What you need to do: Each line of the listing that contains the word "title" is to be copied.

============================================================

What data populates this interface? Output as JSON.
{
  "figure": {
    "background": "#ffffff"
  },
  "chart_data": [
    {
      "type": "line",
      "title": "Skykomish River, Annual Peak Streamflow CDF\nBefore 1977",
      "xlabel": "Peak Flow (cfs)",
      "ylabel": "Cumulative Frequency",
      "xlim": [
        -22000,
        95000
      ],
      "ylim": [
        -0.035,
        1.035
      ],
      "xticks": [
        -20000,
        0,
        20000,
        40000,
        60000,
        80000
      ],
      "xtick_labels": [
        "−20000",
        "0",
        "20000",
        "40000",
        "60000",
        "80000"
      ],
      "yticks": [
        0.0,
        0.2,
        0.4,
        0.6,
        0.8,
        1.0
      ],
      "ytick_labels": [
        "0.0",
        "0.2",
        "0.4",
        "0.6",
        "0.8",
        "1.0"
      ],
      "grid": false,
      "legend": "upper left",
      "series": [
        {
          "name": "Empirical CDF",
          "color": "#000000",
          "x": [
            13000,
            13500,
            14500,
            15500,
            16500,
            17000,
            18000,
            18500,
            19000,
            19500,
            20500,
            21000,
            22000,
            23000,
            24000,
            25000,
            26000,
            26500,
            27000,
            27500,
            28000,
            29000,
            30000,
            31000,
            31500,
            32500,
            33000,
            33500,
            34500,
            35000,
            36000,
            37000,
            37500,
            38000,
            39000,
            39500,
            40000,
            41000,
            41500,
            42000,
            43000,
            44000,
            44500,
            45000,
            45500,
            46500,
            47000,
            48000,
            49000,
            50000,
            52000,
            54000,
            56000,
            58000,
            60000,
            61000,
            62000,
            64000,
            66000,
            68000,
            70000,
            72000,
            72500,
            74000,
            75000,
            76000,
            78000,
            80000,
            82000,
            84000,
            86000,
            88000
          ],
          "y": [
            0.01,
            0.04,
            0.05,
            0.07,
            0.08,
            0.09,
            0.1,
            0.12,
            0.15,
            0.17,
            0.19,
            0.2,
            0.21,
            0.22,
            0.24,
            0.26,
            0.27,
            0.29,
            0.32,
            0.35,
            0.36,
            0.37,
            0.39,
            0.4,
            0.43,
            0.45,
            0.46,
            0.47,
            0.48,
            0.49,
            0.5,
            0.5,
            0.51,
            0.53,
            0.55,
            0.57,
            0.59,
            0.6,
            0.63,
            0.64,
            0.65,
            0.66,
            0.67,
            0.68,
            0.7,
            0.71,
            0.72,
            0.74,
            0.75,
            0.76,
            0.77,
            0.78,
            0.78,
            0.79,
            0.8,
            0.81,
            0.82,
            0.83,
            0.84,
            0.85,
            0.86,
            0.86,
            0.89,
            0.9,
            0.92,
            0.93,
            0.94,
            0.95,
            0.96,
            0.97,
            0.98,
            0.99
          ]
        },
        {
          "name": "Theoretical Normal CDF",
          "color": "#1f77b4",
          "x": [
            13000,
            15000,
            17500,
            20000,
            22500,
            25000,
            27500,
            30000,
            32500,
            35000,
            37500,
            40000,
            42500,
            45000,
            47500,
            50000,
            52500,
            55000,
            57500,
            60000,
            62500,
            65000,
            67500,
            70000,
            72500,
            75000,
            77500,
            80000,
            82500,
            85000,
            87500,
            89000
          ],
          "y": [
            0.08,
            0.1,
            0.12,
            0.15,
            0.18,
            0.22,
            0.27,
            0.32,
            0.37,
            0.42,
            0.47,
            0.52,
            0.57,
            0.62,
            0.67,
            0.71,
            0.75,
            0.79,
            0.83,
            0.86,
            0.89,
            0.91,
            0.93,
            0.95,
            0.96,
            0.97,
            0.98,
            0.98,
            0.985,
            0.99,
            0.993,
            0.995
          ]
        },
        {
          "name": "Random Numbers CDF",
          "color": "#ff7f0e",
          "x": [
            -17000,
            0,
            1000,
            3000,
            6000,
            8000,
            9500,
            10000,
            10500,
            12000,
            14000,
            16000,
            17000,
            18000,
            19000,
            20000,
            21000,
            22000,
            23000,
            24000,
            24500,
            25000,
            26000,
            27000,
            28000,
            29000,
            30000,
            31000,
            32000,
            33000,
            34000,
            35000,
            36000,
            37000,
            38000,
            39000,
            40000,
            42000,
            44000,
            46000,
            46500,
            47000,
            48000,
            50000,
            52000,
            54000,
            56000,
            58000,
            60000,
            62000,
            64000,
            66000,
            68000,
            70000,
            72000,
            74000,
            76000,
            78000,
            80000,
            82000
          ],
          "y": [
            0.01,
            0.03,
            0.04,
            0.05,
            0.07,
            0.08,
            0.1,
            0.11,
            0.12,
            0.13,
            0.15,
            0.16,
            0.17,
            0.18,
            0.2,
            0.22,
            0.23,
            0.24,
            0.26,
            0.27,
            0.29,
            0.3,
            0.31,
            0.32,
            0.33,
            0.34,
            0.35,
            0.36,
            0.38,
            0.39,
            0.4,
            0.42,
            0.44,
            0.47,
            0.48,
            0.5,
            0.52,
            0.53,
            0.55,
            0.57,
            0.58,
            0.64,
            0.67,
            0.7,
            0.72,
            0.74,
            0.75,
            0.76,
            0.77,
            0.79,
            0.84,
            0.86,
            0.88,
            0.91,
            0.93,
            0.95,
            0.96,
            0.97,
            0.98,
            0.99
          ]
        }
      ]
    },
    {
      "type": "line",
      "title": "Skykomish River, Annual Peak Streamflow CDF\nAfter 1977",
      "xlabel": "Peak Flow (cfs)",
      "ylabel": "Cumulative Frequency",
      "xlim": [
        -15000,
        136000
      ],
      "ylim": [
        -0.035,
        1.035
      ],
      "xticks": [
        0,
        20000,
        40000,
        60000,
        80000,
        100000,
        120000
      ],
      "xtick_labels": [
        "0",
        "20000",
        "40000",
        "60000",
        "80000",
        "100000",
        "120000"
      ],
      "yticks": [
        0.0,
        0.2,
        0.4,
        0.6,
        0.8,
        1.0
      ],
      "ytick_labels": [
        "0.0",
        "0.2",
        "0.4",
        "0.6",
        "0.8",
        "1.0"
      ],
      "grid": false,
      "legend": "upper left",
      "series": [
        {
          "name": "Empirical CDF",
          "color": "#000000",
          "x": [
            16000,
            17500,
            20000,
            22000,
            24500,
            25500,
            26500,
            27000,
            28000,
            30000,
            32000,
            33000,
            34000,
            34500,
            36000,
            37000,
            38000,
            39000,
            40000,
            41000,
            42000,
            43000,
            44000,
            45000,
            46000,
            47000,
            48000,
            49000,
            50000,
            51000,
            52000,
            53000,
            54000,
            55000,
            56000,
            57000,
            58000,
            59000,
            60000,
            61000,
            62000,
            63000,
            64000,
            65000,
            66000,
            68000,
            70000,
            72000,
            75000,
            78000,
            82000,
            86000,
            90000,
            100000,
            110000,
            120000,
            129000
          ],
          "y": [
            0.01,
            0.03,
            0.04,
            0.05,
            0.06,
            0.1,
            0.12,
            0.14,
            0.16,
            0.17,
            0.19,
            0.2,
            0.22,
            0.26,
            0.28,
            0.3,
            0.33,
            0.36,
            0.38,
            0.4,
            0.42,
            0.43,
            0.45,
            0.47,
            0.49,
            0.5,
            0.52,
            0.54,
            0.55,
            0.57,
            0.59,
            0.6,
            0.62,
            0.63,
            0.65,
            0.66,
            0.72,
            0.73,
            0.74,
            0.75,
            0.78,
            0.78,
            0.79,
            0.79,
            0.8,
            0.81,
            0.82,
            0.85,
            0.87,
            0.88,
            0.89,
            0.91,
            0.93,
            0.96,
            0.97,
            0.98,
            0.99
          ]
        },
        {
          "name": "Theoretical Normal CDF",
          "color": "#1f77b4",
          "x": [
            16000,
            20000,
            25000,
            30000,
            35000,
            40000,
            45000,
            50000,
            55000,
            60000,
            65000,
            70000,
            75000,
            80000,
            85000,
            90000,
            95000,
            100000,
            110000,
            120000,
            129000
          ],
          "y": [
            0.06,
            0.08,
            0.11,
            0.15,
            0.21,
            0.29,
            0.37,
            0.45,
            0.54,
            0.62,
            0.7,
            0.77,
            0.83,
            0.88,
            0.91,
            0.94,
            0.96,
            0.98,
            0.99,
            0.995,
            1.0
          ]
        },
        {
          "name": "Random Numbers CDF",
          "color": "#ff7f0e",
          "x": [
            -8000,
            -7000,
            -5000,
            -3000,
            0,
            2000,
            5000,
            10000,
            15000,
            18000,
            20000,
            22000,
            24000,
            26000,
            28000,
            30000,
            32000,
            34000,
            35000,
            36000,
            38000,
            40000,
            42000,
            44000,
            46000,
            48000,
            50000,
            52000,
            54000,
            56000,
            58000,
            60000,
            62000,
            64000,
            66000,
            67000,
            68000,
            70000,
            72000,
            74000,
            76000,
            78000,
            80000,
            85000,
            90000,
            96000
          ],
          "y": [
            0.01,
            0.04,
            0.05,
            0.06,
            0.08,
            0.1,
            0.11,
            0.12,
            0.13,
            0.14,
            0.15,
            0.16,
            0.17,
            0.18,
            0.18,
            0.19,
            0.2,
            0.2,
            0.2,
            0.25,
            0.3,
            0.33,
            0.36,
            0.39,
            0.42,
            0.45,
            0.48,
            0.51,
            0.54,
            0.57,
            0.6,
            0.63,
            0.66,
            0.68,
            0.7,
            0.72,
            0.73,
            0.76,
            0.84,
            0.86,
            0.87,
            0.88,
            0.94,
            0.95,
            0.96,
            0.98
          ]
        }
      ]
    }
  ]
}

============================================================

Full answer:
      "title": "Skykomish River, Annual Peak Streamflow CDF\nBefore 1977",
      "title": "Skykomish River, Annual Peak Streamflow CDF\nAfter 1977",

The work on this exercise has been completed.